▶ _Stated problem_
Below are the records; reproduce all of them exactly but without any images.

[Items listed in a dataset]

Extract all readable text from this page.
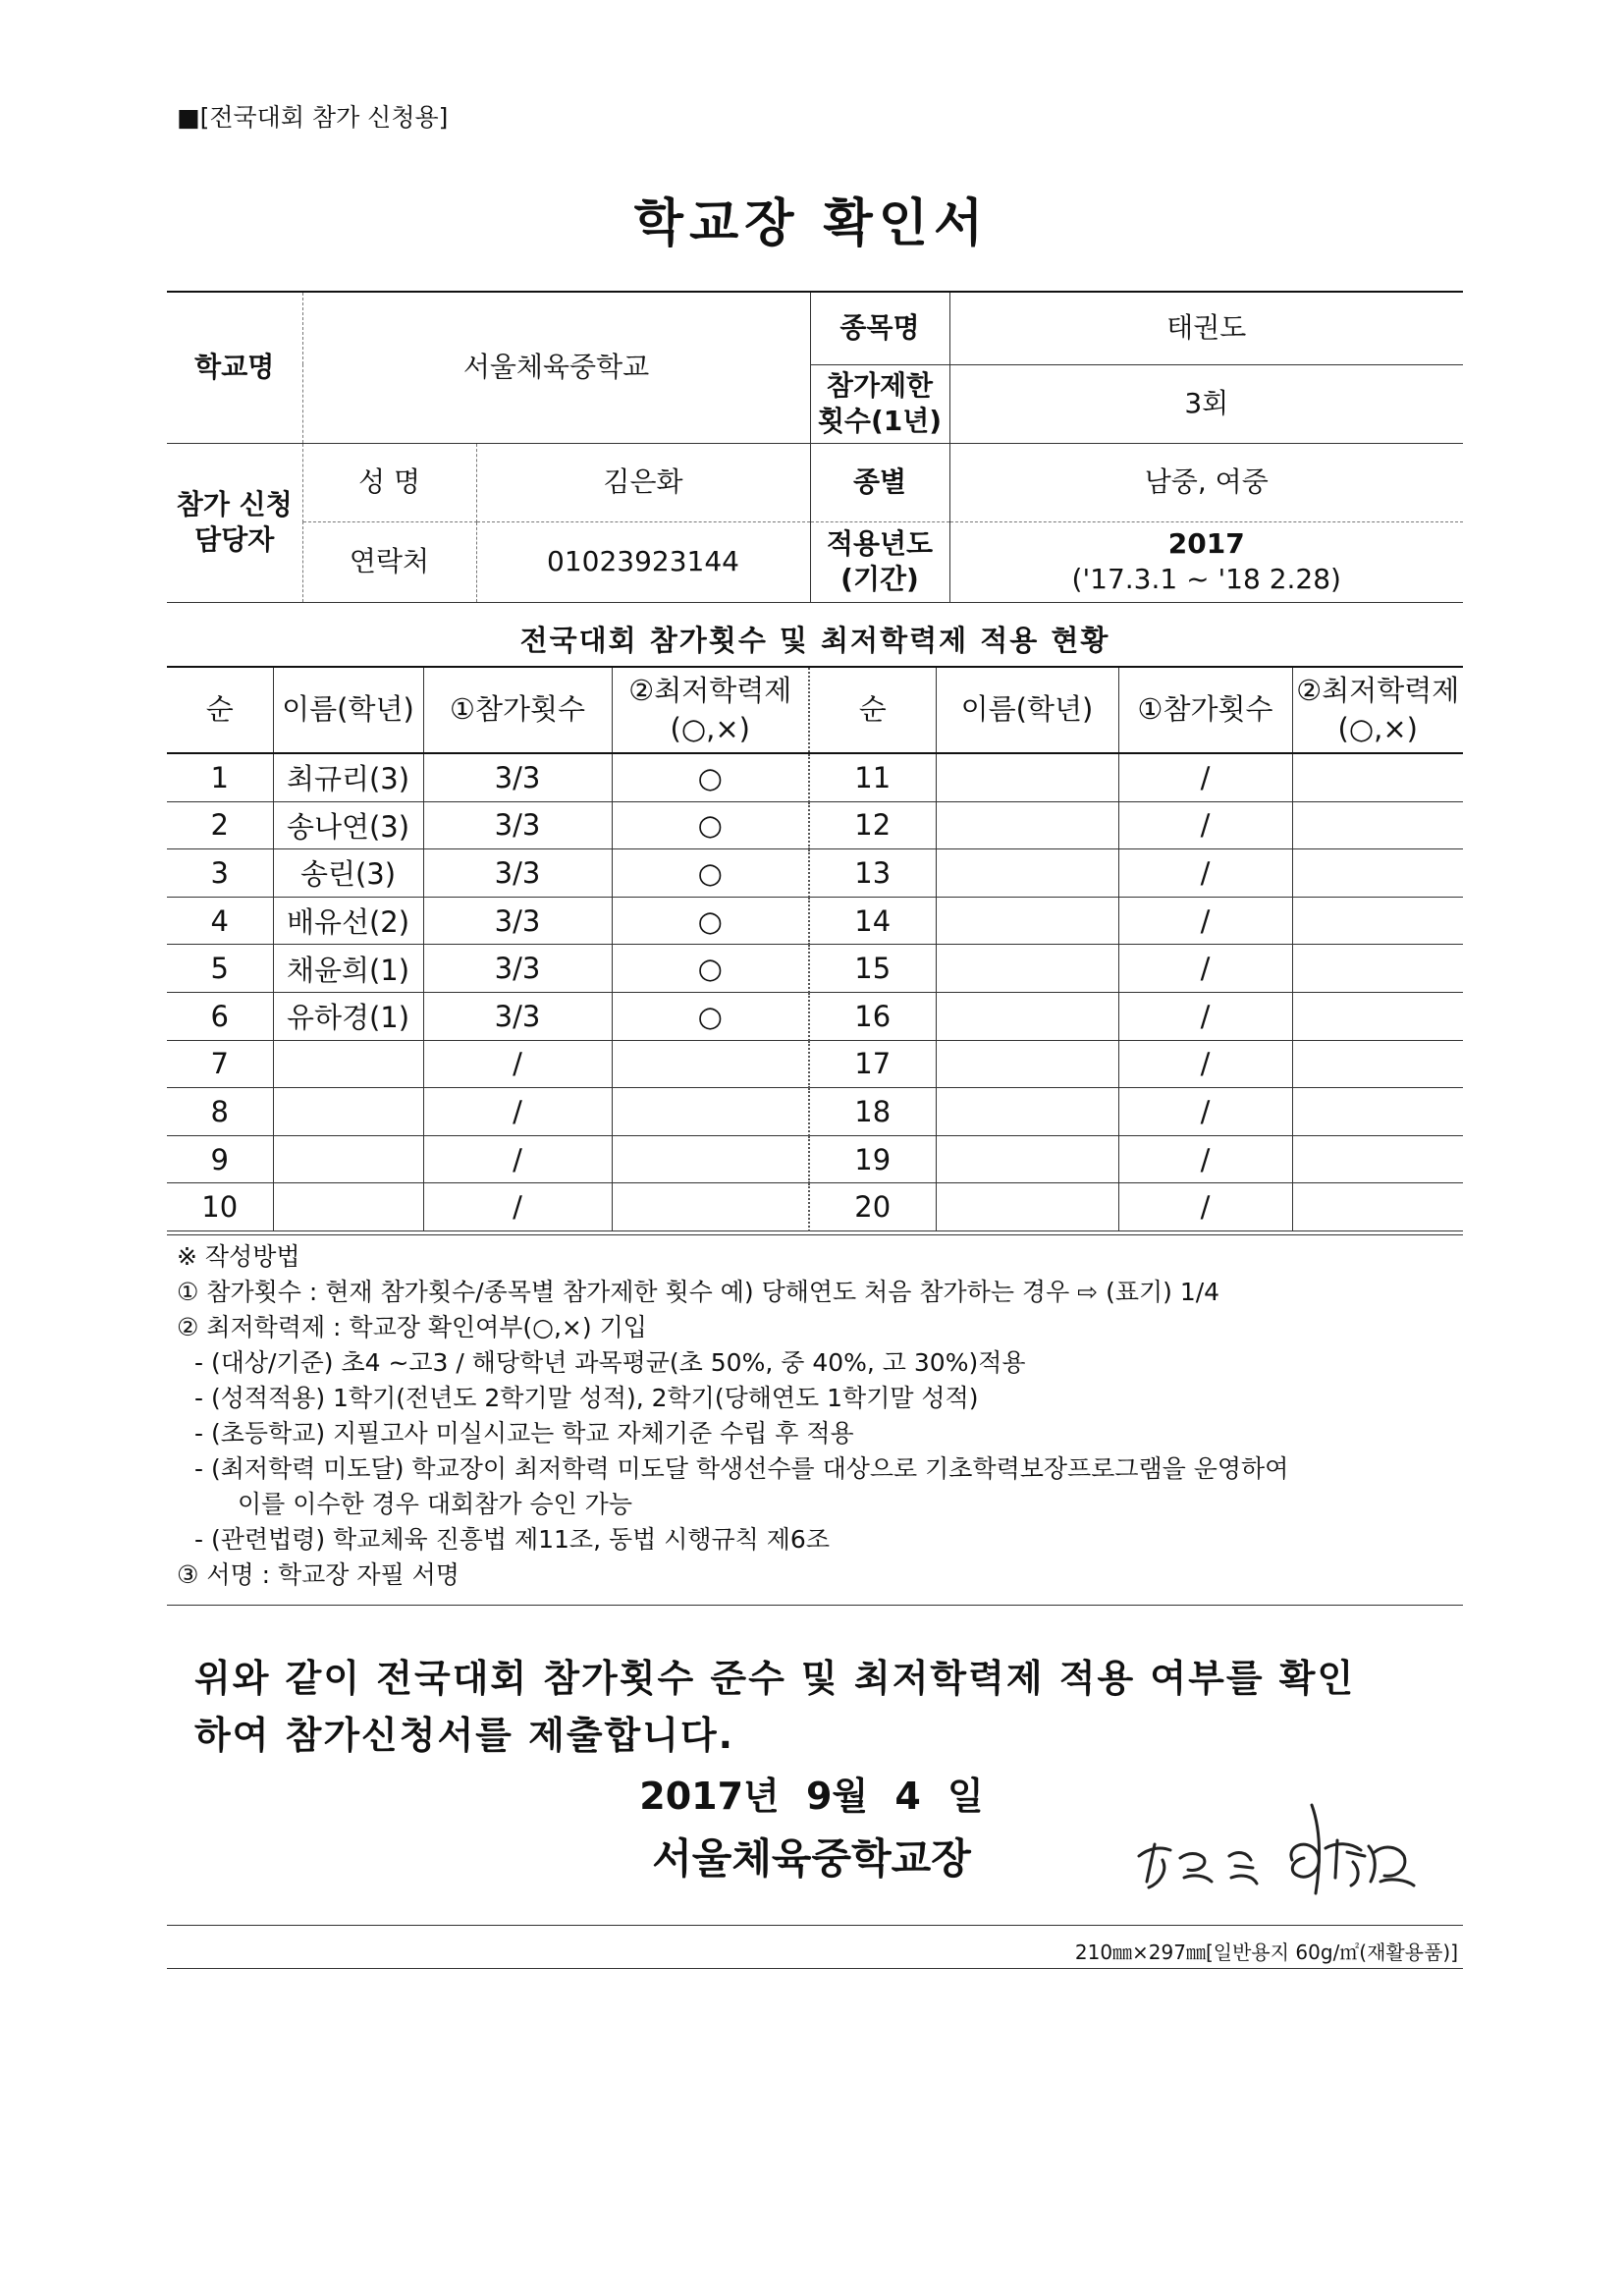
■[전국대회 참가 신청용]
학교장 확인서
학교명	서울체육중학교		종목명	태권도
			참가제한 횟수(1년)	3회
참가 신청 담당자	성 명	김은화	종별	남중, 여중
	연락처	01023923144	적용년도 (기간)	2017
('17.3.1 ~ '18 2.28)
전국대회 참가횟수 및 최저학력제 적용 현황
순	이름(학년)	①참가횟수	②최저학력제 (○,×)	순	이름(학년)	①참가횟수	②최저학력제 (○,×)
1	최규리(3)	3/3	○	11		/	
2	송나연(3)	3/3	○	12		/	
3	송린(3)	3/3	○	13		/	
4	배유선(2)	3/3	○	14		/	
5	채윤희(1)	3/3	○	15		/	
6	유하경(1)	3/3	○	16		/	
7		/		17		/	
8		/		18		/	
9		/		19		/	
10		/		20		/	
※ 작성방법
① 참가횟수 : 현재 참가횟수/종목별 참가제한 횟수 예) 당해연도 처음 참가하는 경우 ⇨ (표기) 1/4
② 최저학력제 : 학교장 확인여부(○,×) 기입
- (대상/기준) 초4 ~고3 / 해당학년 과목평균(초 50%, 중 40%, 고 30%)적용
- (성적적용) 1학기(전년도 2학기말 성적), 2학기(당해연도 1학기말 성적)
- (초등학교) 지필고사 미실시교는 학교 자체기준 수립 후 적용
- (최저학력 미도달) 학교장이 최저학력 미도달 학생선수를 대상으로 기초학력보장프로그램을 운영하여
이를 이수한 경우 대회참가 승인 가능
- (관련법령) 학교체육 진흥법 제11조, 동법 시행규칙 제6조
③ 서명 : 학교장 자필 서명
위와 같이 전국대회 참가횟수 준수 및 최저학력제 적용 여부를 확인
하여 참가신청서를 제출합니다.
2017년 9월 4 일
서울체육중학교장
210㎜×297㎜[일반용지 60g/㎡(재활용품)]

▶ _Result_
Extract all readable text from this page.
■[전국대회 참가 신청용]
학교장 확인서
학교명	서울체육중학교		종목명	태권도
			참가제한 횟수(1년)	3회
참가 신청 담당자	성 명	김은화	종별	남중, 여중
	연락처	01023923144	적용년도 (기간)	2017
('17.3.1 ~ '18 2.28)
전국대회 참가횟수 및 최저학력제 적용 현황
순	이름(학년)	①참가횟수	②최저학력제 (○,×)	순	이름(학년)	①참가횟수	②최저학력제 (○,×)
1	최규리(3)	3/3	○	11		/	
2	송나연(3)	3/3	○	12		/	
3	송린(3)	3/3	○	13		/	
4	배유선(2)	3/3	○	14		/	
5	채윤희(1)	3/3	○	15		/	
6	유하경(1)	3/3	○	16		/	
7		/		17		/	
8		/		18		/	
9		/		19		/	
10		/		20		/	
※ 작성방법
① 참가횟수 : 현재 참가횟수/종목별 참가제한 횟수 예) 당해연도 처음 참가하는 경우 ⇨ (표기) 1/4
② 최저학력제 : 학교장 확인여부(○,×) 기입
- (대상/기준) 초4 ~고3 / 해당학년 과목평균(초 50%, 중 40%, 고 30%)적용
- (성적적용) 1학기(전년도 2학기말 성적), 2학기(당해연도 1학기말 성적)
- (초등학교) 지필고사 미실시교는 학교 자체기준 수립 후 적용
- (최저학력 미도달) 학교장이 최저학력 미도달 학생선수를 대상으로 기초학력보장프로그램을 운영하여
이를 이수한 경우 대회참가 승인 가능
- (관련법령) 학교체육 진흥법 제11조, 동법 시행규칙 제6조
③ 서명 : 학교장 자필 서명
위와 같이 전국대회 참가횟수 준수 및 최저학력제 적용 여부를 확인
하여 참가신청서를 제출합니다.
2017년 9월 4 일
서울체육중학교장
210㎜×297㎜[일반용지 60g/㎡(재활용품)]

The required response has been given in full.